> **What to work on**
Copy out the lines that have "Paris" in them.

*** Dataset records

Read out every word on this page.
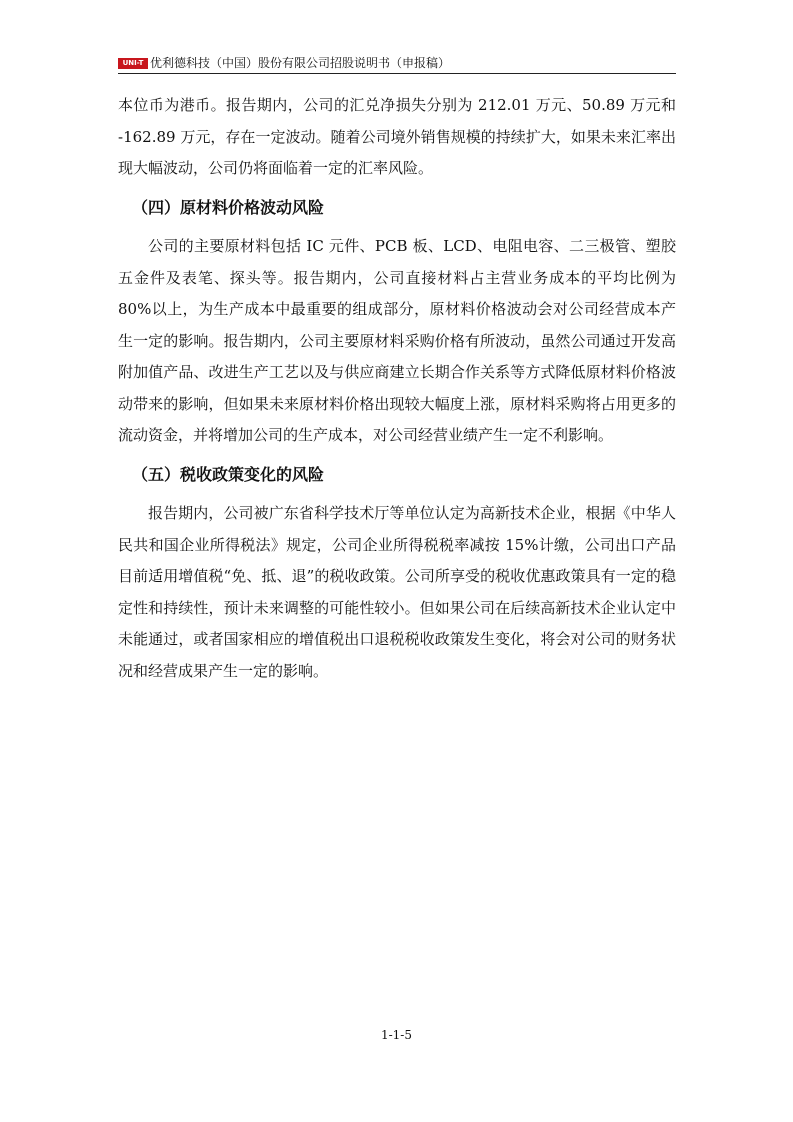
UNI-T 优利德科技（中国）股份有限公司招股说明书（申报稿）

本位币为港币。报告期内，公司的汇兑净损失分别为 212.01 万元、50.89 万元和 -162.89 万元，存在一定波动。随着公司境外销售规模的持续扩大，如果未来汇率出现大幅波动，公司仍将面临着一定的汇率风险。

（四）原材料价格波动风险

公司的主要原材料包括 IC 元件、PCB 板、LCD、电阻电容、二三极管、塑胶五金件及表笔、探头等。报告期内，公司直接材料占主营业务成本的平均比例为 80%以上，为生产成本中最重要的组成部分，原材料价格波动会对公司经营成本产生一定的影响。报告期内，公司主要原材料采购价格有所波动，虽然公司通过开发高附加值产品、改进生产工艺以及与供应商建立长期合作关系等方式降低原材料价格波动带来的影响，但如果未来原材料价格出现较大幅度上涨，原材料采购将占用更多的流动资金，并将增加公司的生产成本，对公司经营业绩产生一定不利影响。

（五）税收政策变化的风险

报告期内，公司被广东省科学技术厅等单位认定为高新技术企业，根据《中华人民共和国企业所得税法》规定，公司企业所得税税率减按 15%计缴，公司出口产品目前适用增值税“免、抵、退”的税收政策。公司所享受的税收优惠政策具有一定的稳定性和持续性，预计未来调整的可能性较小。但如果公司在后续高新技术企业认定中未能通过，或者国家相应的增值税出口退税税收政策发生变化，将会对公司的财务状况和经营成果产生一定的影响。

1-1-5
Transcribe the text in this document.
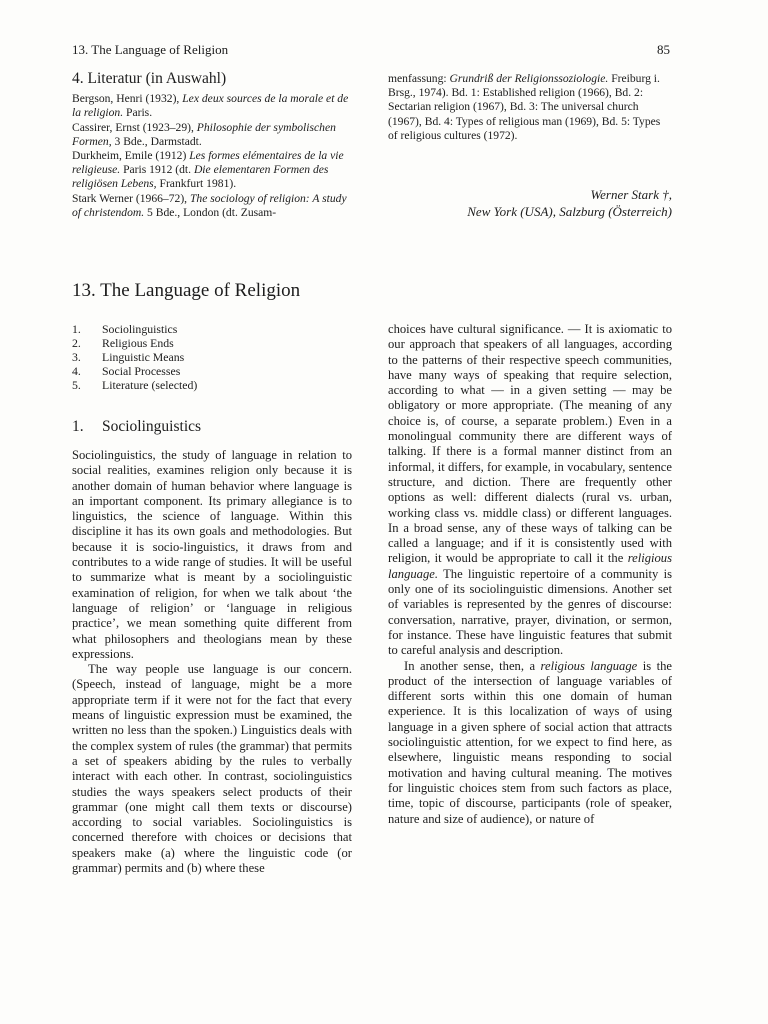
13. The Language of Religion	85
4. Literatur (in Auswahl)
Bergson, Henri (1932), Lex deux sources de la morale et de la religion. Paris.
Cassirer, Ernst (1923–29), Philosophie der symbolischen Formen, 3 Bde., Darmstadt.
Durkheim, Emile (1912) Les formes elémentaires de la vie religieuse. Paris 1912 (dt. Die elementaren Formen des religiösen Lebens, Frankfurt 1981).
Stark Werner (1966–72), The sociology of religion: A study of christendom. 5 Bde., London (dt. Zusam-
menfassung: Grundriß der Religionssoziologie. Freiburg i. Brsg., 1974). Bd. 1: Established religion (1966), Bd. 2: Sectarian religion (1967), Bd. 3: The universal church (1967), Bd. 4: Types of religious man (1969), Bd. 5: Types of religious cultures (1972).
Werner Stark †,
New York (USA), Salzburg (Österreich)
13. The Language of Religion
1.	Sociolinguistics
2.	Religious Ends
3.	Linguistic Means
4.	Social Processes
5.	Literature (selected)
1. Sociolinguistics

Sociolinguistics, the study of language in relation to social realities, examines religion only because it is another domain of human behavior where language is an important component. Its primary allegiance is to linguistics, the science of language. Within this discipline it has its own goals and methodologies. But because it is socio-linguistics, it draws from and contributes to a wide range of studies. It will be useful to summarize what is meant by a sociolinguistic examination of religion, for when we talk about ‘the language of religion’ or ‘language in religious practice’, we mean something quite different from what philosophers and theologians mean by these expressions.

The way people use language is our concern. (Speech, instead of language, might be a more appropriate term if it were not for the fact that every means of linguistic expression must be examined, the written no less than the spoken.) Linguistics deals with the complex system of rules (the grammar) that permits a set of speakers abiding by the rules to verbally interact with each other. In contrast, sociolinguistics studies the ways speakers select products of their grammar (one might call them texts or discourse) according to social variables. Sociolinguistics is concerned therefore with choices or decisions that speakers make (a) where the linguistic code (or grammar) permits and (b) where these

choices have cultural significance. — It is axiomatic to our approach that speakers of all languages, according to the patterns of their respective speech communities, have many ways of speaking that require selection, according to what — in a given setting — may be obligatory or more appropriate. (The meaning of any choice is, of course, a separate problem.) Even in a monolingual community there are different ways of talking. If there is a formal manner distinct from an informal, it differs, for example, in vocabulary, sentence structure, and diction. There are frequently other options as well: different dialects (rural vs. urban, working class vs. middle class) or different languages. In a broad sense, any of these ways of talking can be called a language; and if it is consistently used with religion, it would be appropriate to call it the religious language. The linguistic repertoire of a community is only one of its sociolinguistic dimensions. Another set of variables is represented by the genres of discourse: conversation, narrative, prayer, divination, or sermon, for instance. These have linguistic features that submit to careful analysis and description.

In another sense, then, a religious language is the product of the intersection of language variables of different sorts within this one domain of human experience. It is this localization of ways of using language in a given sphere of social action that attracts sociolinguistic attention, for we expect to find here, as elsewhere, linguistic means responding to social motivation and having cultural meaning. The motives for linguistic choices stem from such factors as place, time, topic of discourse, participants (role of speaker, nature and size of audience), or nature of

******
*** Dataset records

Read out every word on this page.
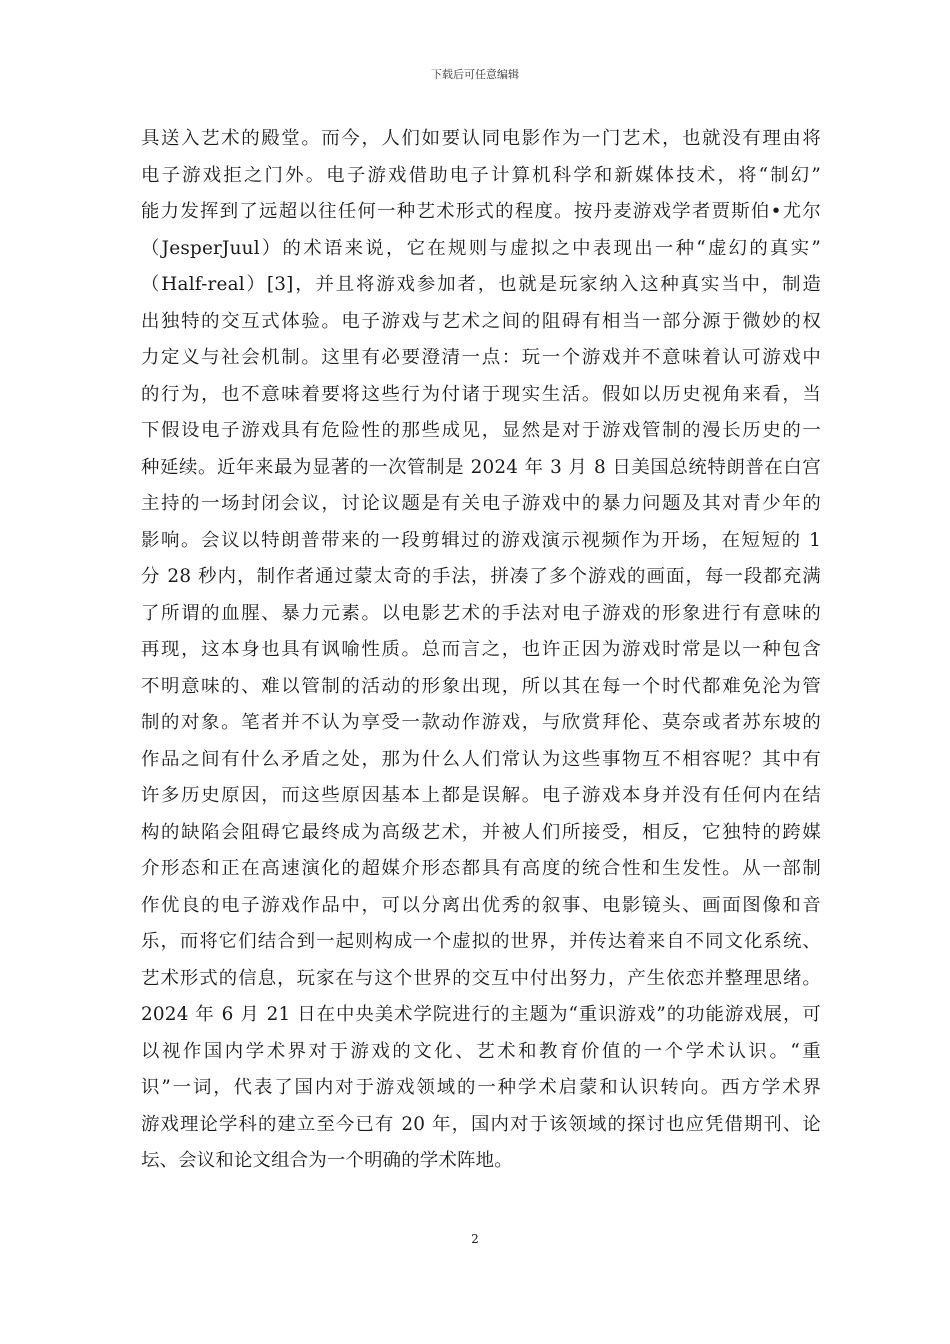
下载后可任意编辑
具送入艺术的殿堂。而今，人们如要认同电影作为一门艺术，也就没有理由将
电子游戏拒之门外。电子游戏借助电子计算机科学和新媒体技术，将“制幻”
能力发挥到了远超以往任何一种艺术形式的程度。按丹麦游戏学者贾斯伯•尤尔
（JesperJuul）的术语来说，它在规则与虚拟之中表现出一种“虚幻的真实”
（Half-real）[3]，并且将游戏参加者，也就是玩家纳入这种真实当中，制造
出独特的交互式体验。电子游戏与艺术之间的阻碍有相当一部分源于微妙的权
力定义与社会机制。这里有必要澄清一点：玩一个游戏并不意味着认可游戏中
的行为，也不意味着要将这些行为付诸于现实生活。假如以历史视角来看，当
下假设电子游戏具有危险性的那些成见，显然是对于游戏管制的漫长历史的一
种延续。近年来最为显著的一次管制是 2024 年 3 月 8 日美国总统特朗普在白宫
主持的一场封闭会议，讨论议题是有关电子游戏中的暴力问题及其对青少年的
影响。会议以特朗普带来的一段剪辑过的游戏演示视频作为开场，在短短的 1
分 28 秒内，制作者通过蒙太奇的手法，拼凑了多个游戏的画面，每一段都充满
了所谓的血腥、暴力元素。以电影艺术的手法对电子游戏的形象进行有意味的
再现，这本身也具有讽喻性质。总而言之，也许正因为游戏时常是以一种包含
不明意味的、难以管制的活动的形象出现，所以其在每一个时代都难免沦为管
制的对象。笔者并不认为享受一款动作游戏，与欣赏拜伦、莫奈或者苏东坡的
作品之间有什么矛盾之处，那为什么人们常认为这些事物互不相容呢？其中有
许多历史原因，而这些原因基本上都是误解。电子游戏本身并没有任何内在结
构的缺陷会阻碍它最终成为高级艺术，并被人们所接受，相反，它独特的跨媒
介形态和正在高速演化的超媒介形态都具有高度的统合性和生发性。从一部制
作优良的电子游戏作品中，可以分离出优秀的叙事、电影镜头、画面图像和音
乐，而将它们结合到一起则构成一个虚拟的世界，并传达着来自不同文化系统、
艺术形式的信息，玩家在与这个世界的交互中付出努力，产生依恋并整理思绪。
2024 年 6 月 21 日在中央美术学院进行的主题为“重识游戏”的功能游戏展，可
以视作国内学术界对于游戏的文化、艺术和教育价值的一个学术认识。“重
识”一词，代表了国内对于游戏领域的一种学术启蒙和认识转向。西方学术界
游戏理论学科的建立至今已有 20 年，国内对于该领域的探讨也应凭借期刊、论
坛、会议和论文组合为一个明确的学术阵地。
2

******
*** Dataset records

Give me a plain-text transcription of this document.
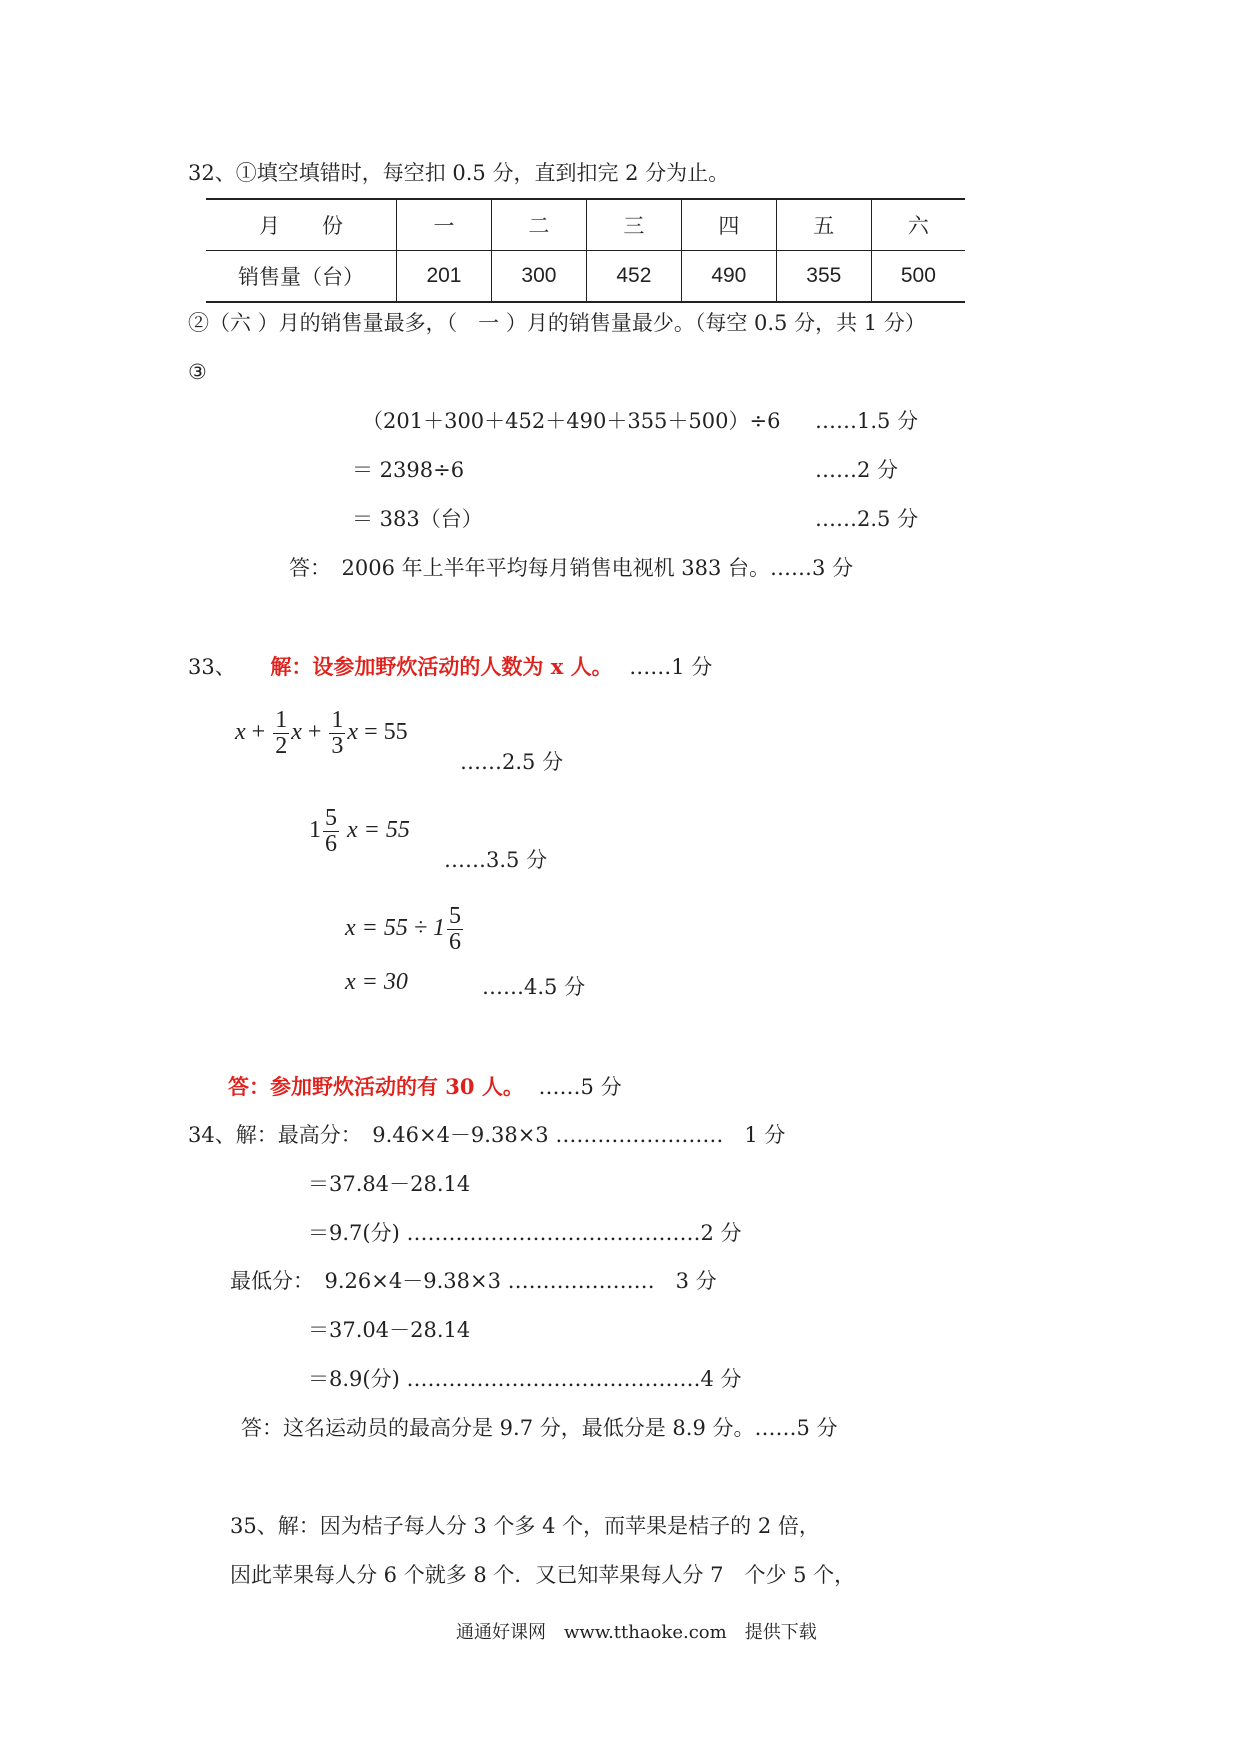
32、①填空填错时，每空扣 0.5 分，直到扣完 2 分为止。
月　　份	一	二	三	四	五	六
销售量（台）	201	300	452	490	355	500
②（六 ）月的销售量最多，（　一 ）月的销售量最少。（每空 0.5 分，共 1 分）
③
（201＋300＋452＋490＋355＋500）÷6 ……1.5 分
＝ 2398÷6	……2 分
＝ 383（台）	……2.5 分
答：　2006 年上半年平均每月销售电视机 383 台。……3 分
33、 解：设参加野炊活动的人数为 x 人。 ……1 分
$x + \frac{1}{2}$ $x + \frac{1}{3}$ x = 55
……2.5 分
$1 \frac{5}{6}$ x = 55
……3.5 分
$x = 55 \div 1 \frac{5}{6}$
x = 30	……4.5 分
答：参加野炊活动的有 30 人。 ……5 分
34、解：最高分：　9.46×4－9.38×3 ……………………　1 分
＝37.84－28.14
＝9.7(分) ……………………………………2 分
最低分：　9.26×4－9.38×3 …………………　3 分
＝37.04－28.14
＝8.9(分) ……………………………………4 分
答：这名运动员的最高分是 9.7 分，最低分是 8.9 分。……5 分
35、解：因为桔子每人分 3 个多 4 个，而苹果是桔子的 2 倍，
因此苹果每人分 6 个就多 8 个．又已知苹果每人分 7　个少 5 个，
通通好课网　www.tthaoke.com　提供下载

******

> **Solution**
Bergson, Henri (1932), Lex deux sources de la morale et de la religion. Paris.
Durkheim, Emile (1912) Les formes elémentaires de la vie religieuse. Paris 1912 (dt. Die elementaren Formen des religiösen Lebens, Frankfurt 1981).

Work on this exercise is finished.